GIVEN DATA >>
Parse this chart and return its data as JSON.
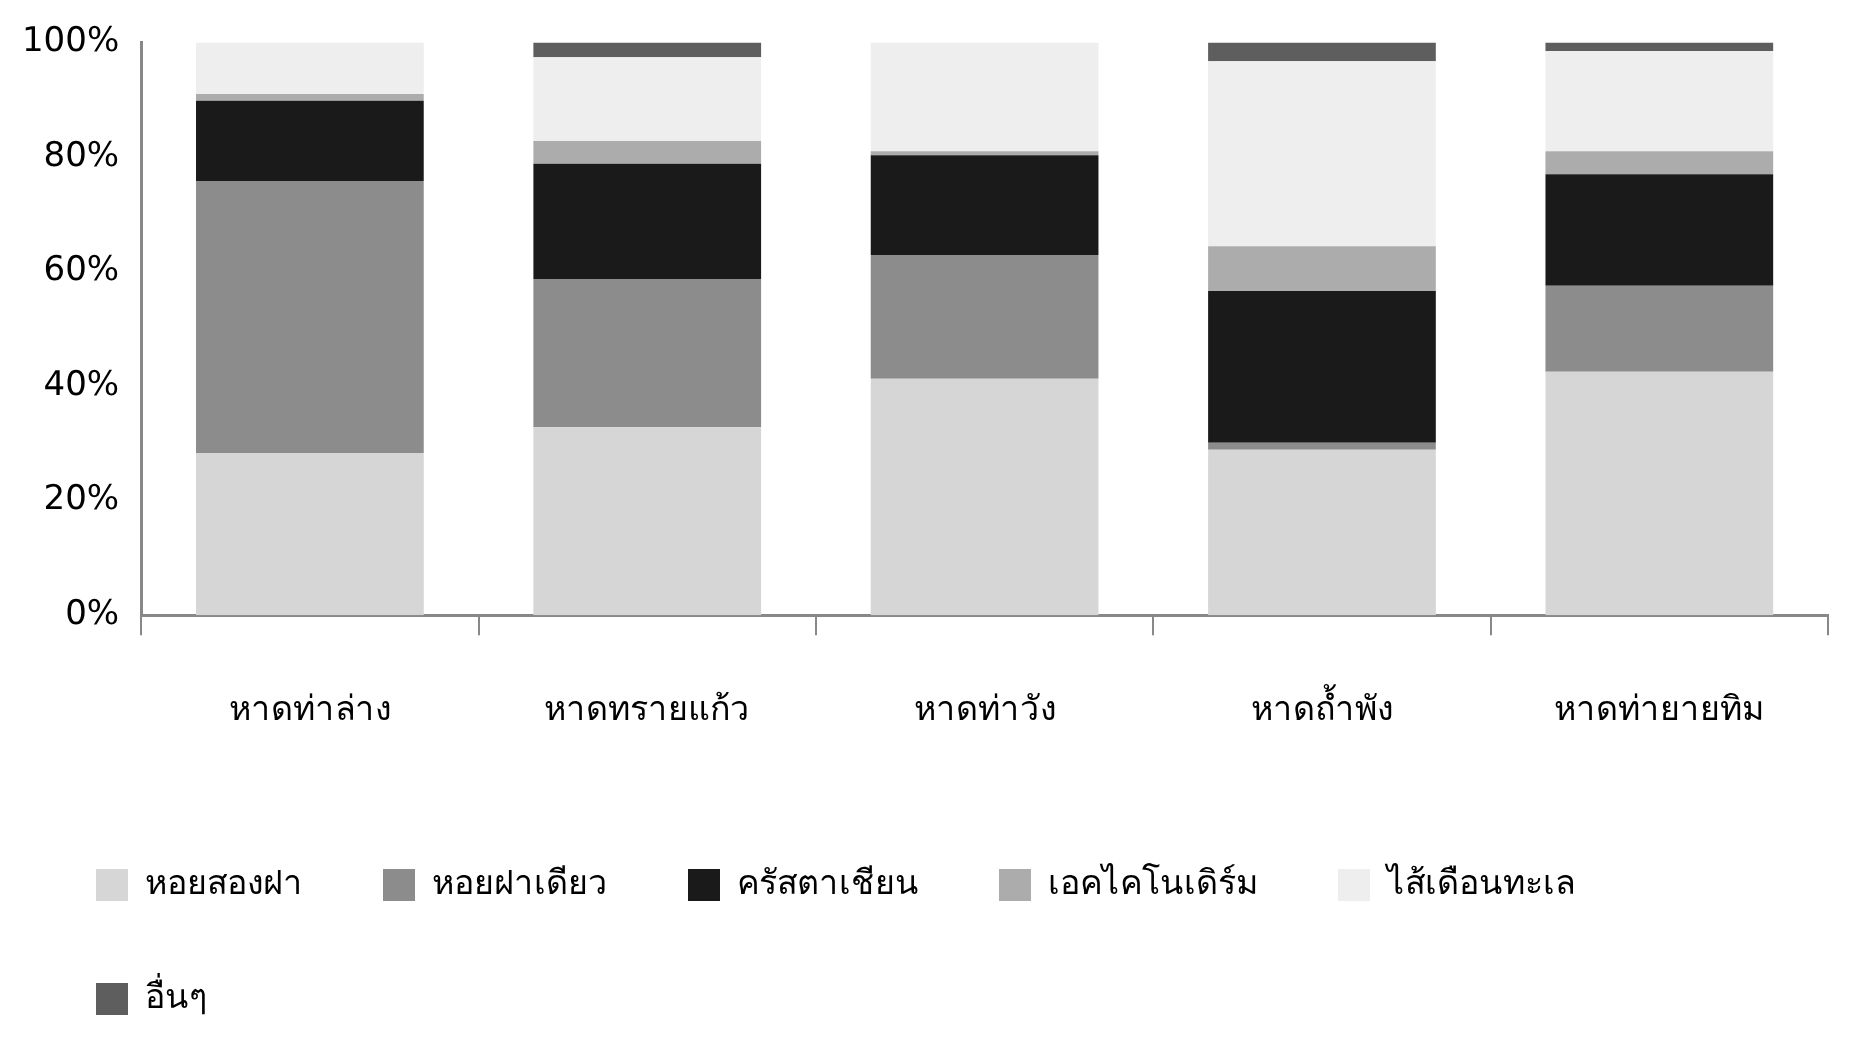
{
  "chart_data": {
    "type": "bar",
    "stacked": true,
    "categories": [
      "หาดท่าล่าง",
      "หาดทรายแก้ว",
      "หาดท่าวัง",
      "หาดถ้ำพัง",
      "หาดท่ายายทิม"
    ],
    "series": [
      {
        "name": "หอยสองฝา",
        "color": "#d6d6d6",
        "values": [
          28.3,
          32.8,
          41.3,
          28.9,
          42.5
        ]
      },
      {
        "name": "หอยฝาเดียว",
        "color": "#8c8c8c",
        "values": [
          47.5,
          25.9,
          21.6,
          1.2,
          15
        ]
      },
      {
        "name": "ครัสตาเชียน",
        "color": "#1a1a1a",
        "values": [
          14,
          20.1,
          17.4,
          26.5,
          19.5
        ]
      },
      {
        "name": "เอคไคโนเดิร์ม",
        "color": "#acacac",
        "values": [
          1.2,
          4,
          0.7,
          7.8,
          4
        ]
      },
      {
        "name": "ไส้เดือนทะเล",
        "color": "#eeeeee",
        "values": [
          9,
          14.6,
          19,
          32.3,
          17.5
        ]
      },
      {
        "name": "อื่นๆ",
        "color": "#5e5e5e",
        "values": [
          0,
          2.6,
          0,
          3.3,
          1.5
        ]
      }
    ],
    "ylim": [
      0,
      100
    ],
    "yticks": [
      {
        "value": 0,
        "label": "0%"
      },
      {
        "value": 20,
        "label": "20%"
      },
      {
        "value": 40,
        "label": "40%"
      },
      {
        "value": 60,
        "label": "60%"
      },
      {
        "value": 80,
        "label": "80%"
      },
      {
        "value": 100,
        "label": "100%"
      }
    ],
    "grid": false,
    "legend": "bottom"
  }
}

--

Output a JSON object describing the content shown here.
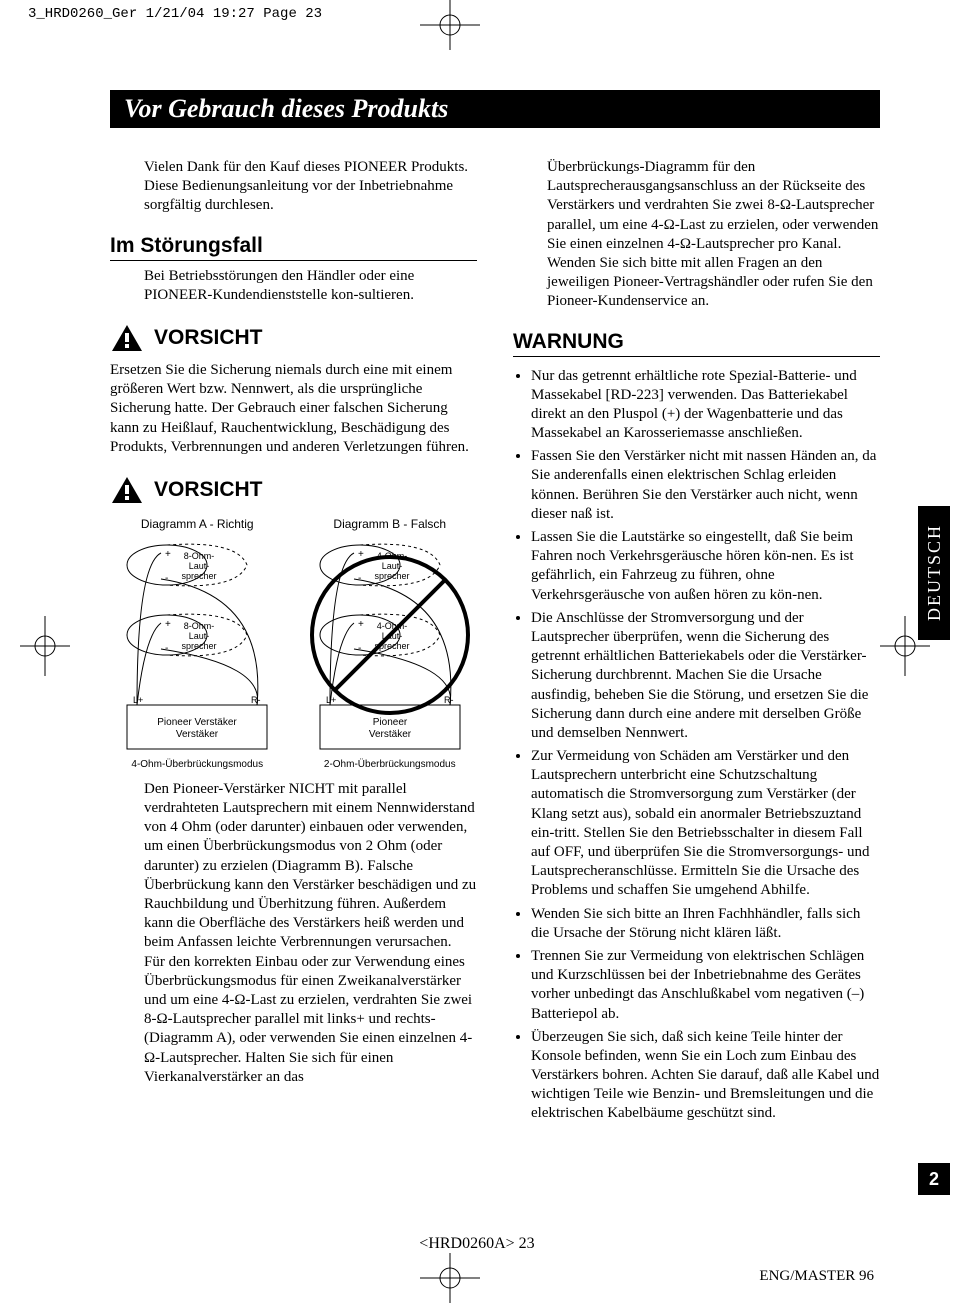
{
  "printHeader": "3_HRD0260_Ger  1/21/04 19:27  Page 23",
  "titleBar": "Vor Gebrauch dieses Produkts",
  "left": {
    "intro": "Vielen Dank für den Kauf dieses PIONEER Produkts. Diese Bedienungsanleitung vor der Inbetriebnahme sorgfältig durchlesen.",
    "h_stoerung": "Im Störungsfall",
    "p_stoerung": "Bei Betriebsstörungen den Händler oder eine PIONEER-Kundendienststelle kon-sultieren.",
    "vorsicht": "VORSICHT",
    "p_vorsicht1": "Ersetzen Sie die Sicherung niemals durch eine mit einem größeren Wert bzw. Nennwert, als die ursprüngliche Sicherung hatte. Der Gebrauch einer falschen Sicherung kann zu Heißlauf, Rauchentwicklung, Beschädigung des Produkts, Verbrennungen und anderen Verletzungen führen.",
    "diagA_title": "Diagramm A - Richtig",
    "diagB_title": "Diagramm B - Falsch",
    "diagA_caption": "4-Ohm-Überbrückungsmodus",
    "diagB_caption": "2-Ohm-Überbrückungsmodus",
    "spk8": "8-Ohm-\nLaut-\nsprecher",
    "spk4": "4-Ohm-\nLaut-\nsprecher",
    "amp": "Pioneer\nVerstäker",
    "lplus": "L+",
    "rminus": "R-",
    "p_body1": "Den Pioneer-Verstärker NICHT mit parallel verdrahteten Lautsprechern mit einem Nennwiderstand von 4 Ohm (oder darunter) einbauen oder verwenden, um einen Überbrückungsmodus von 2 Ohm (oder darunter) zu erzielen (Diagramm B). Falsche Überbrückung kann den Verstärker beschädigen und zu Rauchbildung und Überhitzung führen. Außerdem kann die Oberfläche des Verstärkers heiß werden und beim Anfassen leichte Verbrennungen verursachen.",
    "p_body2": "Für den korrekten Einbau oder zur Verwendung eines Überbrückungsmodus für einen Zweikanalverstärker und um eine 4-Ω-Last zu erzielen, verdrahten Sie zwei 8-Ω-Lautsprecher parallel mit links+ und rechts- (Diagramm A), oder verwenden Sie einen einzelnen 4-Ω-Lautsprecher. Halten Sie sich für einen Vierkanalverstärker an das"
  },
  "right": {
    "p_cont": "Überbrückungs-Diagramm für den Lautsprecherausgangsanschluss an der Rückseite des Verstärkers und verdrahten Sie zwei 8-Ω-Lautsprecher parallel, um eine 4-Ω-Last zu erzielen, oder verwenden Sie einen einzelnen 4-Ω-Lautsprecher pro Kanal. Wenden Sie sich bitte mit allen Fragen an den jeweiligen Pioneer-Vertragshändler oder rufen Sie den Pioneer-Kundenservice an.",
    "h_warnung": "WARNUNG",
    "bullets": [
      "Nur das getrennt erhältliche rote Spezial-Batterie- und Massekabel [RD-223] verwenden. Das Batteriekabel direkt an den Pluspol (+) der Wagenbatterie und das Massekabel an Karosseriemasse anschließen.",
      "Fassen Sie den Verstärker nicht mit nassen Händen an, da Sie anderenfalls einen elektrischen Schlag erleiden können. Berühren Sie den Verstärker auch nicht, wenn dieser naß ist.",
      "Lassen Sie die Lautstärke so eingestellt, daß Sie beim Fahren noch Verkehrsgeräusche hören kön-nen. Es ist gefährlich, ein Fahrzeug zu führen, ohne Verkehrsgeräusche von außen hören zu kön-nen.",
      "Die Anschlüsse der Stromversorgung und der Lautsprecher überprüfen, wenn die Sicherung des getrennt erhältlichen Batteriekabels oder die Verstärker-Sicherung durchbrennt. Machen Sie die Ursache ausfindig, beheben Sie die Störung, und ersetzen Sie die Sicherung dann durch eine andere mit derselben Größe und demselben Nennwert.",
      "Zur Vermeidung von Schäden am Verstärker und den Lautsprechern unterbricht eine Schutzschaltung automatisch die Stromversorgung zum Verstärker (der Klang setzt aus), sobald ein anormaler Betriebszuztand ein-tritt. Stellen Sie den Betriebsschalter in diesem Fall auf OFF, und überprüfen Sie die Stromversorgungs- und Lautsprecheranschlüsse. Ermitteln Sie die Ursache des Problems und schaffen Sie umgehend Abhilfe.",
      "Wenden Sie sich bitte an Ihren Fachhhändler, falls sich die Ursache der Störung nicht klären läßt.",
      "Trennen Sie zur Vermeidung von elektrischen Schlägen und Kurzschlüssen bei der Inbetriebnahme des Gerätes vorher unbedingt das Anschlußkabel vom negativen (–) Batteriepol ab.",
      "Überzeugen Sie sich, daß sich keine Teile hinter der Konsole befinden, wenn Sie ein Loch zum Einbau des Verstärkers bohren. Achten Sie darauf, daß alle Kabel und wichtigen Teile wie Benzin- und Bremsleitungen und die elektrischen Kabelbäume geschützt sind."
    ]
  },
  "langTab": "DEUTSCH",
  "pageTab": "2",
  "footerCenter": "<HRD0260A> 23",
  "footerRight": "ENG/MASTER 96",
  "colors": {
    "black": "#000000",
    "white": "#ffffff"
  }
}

EXERCISE OBJECTIVE >> Copy out every line from the data above that has "nLaut" in it.

SOLUTION TO THIS PROBLEM >>
    "spk8": "8-Ohm-\nLaut-\nsprecher",
    "spk4": "4-Ohm-\nLaut-\nsprecher",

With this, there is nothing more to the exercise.